(Saved entries)
┄┄┄┄┄┄┄┄┄┄┄┄┄┄┄┄┄┄┄┄

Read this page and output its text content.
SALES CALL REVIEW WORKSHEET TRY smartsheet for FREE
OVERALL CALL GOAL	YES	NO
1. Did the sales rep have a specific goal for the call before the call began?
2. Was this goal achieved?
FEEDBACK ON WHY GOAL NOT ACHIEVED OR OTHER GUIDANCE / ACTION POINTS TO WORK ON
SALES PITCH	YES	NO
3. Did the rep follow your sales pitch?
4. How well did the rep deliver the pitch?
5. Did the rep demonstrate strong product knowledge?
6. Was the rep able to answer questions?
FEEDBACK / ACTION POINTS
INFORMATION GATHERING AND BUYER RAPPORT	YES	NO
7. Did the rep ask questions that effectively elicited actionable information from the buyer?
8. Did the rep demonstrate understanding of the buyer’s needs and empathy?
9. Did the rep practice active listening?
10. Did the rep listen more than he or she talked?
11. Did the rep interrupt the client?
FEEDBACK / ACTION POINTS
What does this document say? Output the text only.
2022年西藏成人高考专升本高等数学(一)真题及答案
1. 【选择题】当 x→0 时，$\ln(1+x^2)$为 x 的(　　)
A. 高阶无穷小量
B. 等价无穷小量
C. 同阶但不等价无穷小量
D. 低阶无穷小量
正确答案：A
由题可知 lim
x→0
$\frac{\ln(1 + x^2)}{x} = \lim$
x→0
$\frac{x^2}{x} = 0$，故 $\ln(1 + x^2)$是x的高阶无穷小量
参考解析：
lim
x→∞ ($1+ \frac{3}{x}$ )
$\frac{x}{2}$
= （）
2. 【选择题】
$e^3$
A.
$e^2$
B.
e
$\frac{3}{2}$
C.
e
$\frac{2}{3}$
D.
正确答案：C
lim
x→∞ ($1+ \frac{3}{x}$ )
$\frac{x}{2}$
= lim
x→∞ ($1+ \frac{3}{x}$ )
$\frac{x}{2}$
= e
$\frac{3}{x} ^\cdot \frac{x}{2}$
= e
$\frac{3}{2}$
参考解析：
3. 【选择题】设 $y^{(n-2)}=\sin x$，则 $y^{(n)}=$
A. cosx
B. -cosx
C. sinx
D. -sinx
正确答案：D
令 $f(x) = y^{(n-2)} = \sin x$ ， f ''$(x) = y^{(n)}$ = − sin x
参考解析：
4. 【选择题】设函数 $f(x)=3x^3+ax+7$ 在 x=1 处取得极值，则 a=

┄┄┄┄┄┄┄┄┄┄┄┄┄┄┄┄┄┄┄┄

**Job:** Look through the entries above; copy every line holding the string "demonstrate".

**The completed task:**
5. Did the rep demonstrate strong product knowledge?
8. Did the rep demonstrate understanding of the buyer’s needs and empathy?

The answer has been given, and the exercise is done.